[Chart and figure data]
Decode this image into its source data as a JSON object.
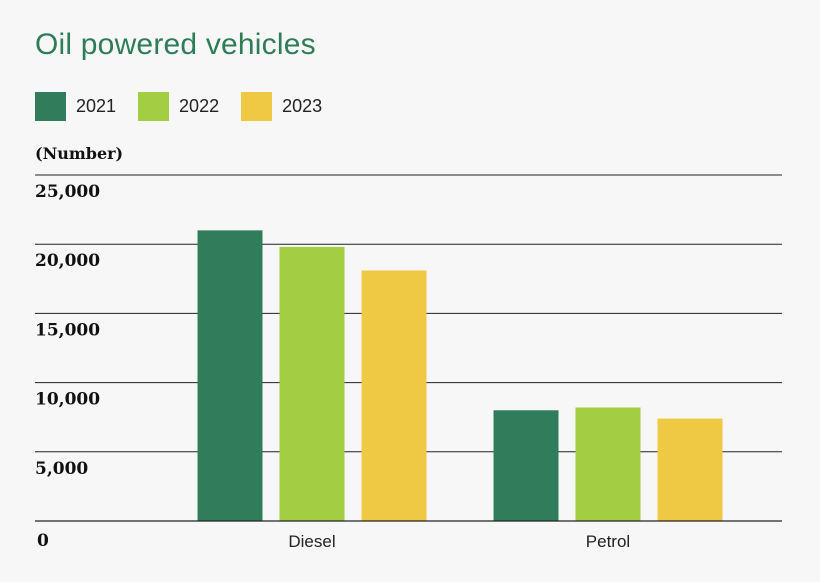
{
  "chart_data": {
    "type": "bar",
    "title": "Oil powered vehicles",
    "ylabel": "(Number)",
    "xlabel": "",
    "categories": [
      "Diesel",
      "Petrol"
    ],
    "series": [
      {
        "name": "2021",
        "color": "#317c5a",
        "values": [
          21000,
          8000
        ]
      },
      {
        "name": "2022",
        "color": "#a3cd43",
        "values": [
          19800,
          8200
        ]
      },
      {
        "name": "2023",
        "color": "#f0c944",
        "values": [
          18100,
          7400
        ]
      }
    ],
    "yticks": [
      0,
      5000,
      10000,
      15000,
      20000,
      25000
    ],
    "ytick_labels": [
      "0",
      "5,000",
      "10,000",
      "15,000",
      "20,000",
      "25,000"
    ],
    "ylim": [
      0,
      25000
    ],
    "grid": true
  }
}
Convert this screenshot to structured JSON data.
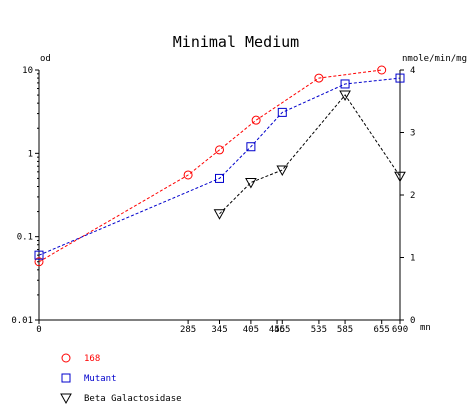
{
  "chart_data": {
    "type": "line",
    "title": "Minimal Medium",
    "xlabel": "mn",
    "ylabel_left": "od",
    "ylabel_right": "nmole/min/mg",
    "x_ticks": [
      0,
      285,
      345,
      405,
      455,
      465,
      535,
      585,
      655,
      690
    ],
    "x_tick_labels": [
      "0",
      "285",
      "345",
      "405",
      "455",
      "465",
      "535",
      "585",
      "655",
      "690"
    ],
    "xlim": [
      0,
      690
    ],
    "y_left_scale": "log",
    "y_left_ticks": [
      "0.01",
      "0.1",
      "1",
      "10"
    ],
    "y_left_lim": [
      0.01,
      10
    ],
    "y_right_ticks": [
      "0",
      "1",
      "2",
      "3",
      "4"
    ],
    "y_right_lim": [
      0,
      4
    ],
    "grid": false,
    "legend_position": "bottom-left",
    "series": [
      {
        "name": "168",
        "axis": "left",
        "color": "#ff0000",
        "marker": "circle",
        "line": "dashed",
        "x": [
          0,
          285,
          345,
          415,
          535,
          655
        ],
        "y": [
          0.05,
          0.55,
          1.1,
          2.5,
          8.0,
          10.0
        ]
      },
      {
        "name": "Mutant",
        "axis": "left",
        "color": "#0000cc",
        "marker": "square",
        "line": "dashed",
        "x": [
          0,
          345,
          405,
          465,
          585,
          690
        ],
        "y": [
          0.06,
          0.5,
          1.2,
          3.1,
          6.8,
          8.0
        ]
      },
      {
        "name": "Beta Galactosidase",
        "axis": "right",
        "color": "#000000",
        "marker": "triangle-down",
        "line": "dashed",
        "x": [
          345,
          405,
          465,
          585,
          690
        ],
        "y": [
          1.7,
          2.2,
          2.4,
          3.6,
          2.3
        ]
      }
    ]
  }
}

#### What is asked:
Show the lines that mention the word "marker".

#### Task result:
        "marker": "circle",
        "marker": "square",
        "marker": "triangle-down",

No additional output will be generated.